----- Selected passage

AI-Scrum: Can Proven Agile Principles Work for Agent Teams?

In a previous post, we explored how Agile frameworks evolve to meet the realities of the teams using them. Scrum became Scrumban when the real world pushed back. Now the real world is pushing again, in the form of AI agents.

The current wave of AI adoption in development has spawned a tempting misconception: that the future of R&D is the lone “vibe coder,” someone who prompts their way to a product. The problem? Software has always been a team sport. Someone has to catch what someone else missed. Someone has to ask whether this scales, whether it's secure, whether QA signed off. Vibe coding skips all of that. It's fast, it's fun and it collapses the moment real complexity hits.

Another misconception is “everyone becomes a coder”. I say - “everyone becomes an R&D Manager”.  

The hypothesis behind AI-Scrum is straightforward: if Scrum’s discipline works for human teams delivering under uncertainty, why not apply it to a team of AI agents doing the same thing? This post documents the experiment: what was built, how it works and what the first real-world sprint actually revealed.

----------
----- Given entries

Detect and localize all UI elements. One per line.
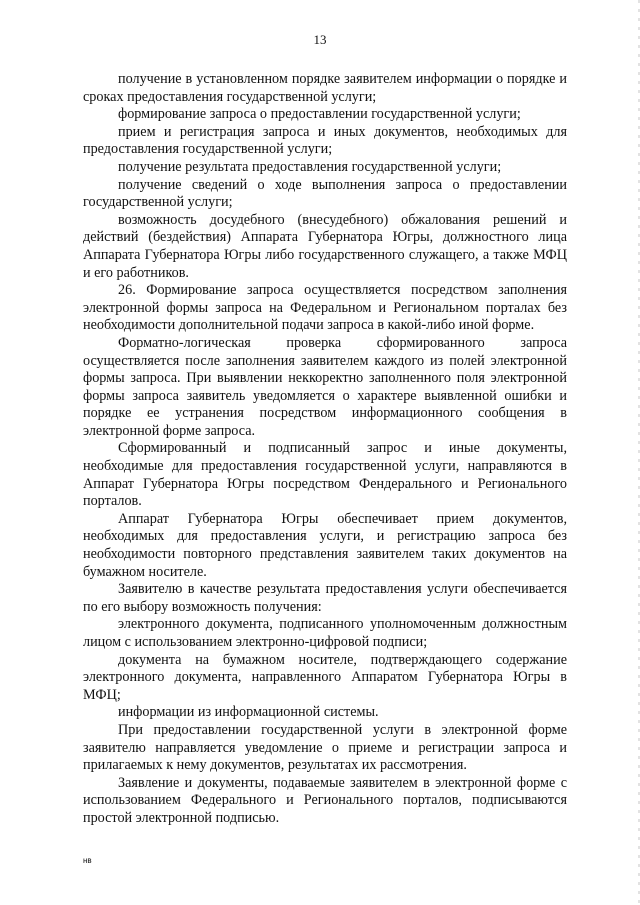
paragraph: получение сведений о ходе выполнения запроса о предоставлении государственной услуги; (83, 176, 567, 211)
page-number: 13 (313, 32, 327, 47)
paragraph: 26. Формирование запроса осуществляется посредством заполнения электронной формы запроса на Федеральном и Региональном порталах без необходимости дополнительной подачи запроса в какой-либо иной форме. (83, 282, 567, 334)
paragraph: прием и регистрация запроса и иных документов, необходимых для предоставления государственной услуги; (83, 123, 567, 158)
paragraph: Аппарат Губернатора Югры обеспечивает прием документов, необходимых для предоставления услуги, и регистрацию запроса без необходимости повторного представления заявителем таких документов на бумажном носителе. (83, 510, 567, 580)
paragraph: получение результата предоставления государственной услуги; (118, 158, 502, 175)
paragraph: информации из информационной системы. (118, 704, 379, 721)
paragraph: При предоставлении государственной услуги в электронной форме заявителю направляется уведомление о приеме и регистрации запроса и прилагаемых к нему документов, результатах их рассмотрения. (83, 721, 567, 774)
document-body (83, 71, 567, 828)
paragraph: Сформированный и подписанный запрос и иные документы, необходимые для предоставления государственной услуги, направляются в Аппарат Губернатора Югры посредством Фендерального и Регионального порталов. (83, 440, 567, 510)
paragraph: получение в установленном порядке заявителем информации о порядке и сроках предоставления государственной услуги; (83, 71, 567, 105)
paragraph: Заявителю в качестве результата предоставления услуги обеспечивается по его выбору возможность получения: (83, 581, 567, 615)
paragraph: возможность досудебного (внесудебного) обжалования решений и действий (бездействия) Аппарата Губернатора Югры, должностного лица Аппарата Губернатора Югры либо государственного служащего, а также МФЦ и его работников. (83, 211, 567, 281)
footer-mark: нв (83, 856, 92, 865)
paragraph: электронного документа, подписанного уполномоченным должностным лицом с использованием электронно-цифровой подписи; (83, 616, 567, 650)
paragraph: формирование запроса о предоставлении государственной услуги; (118, 106, 521, 123)
paragraph: Форматно-логическая проверка сформированного запроса осуществляется после заполнения заявителем каждого из полей электронной формы запроса. При выявлении неккоректно заполненного поля электронной формы запроса заявитель уведомляется о характере выявленной ошибки и порядке ее устранения посредством информационного сообщения в электронной форме запроса. (83, 334, 567, 439)
paragraph: документа на бумажном носителе, подтверждающего содержание электронного документа, направленного Аппаратом Губернатора Югры в МФЦ; (83, 651, 567, 703)
paragraph: Заявление и документы, подаваемые заявителем в электронной форме с использованием Федерального и Регионального порталов, подписываются простой электронной подписью. (83, 774, 567, 826)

----------

To do:
- a) List the three things that, according to the AI-Scrum post, someone has to ask.
- b) In the AI-Scrum post, begin at the words "The current wave" and stop after "real complexity hits.". Write that part out again with "team sport" changed to "group effort".
- c) Continue the post on AI-Scrum for agent teams from the point where it stops.

Task-by-task results:
- a)
- Whether this scales
- Whether it's secure
- Whether QA signed off

- b)
The current wave of AI adoption in development has spawned a tempting misconception: that the future of R&D is the lone “vibe coder,” someone who prompts their way to a product. The problem? Software has always been a group effort. Someone has to catch what someone else missed. Someone has to ask whether this scales, whether it's secure, whether QA signed off. Vibe coding skips all of that. It's fast, it's fun and it collapses the moment real complexity hits.

- c)
Disclaimer: this is an experiment, not a proven playbook. Honest observations included.

How AI-Scrum Works

The framework (github.com/michaelbleterman/ai-scrum) is project-agnostic: any codebase gets a project_tracking/ folder containing a backlog and sprint files, and plugs into a shared pool of specialized AI agents powered by the Google Agent Development Kit (ADK), glued by some python scripts, prompts/skills and hopes for a good. 

Infrastructure note: the framework requires a Google Cloud account with ADK API access. It’s a paid service. Unlike IDE-based AI tools constrained by a context window and your (paid?) subscription package, the agent runtime isn’t token-limited by your editor, but by your Google Cloud budget. It does create vendor lock-in to Google’s ecosystem though, which is worth factoring in before committing.

The Agent Roster

Classic Scrum Role AI-Scrum Agent What It Does
Scrum Master Orchestrator Coordinates agents, manages task dependencies
Product Owner Product Manager (PM) Writes sprint backlog from human input
Developer Backend / Frontend / DevOps Parallel domain implementation
QA QA Engineer Test generation and defect detection loop
(New) Security Engineer Automated security audit each sprint

The human provides higher-level input (goals, constraints and priorities) and the PM agent translates that into a structured sprint file with role-tagged tasks (@Backend, @QA, etc.). This is a meaningful shift from traditional Scrum, where the Product Owner’s backlog grooming is a human responsibility. This is where your favourite AI-enabled IDE will shine: use the best model you can put your hands on and spend as much time as needed to get the best-detailed spec possible.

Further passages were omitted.